Request = Copy the data that follows exactly. Include no pictures.
□ □ □ □ □
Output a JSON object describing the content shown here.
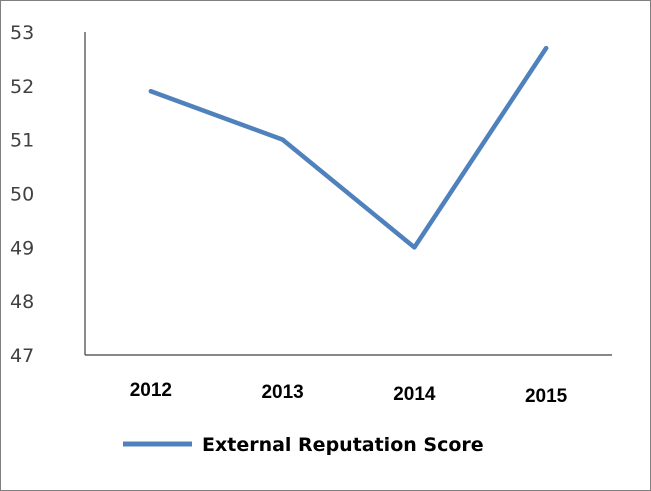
{
  "chart_data": {
    "type": "line",
    "categories": [
      "2012",
      "2013",
      "2014",
      "2015"
    ],
    "series": [
      {
        "name": "External Reputation Score",
        "values": [
          51.9,
          51.0,
          49.0,
          52.7
        ]
      }
    ],
    "ylim": [
      47,
      53
    ],
    "yticks": [
      "47",
      "48",
      "49",
      "50",
      "51",
      "52",
      "53"
    ],
    "xlabel": "",
    "ylabel": "",
    "title": "",
    "grid": false,
    "legend_position": "bottom",
    "series_color": "#4f81bd"
  }
}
□ □ □ □ □
Solved problem =
Output a JSON object describing the content shown here.
{
  "chart_data": {
    "type": "line",
    "categories": [
      "2012",
      "2013",
      "2014",
      "2015"
    ],
    "series": [
      {
        "name": "External Reputation Score",
        "values": [
          51.9,
          51.0,
          49.0,
          52.7
        ]
      }
    ],
    "ylim": [
      47,
      53
    ],
    "yticks": [
      "47",
      "48",
      "49",
      "50",
      "51",
      "52",
      "53"
    ],
    "xlabel": "",
    "ylabel": "",
    "title": "",
    "grid": false,
    "legend_position": "bottom",
    "series_color": "#4f81bd"
  }
}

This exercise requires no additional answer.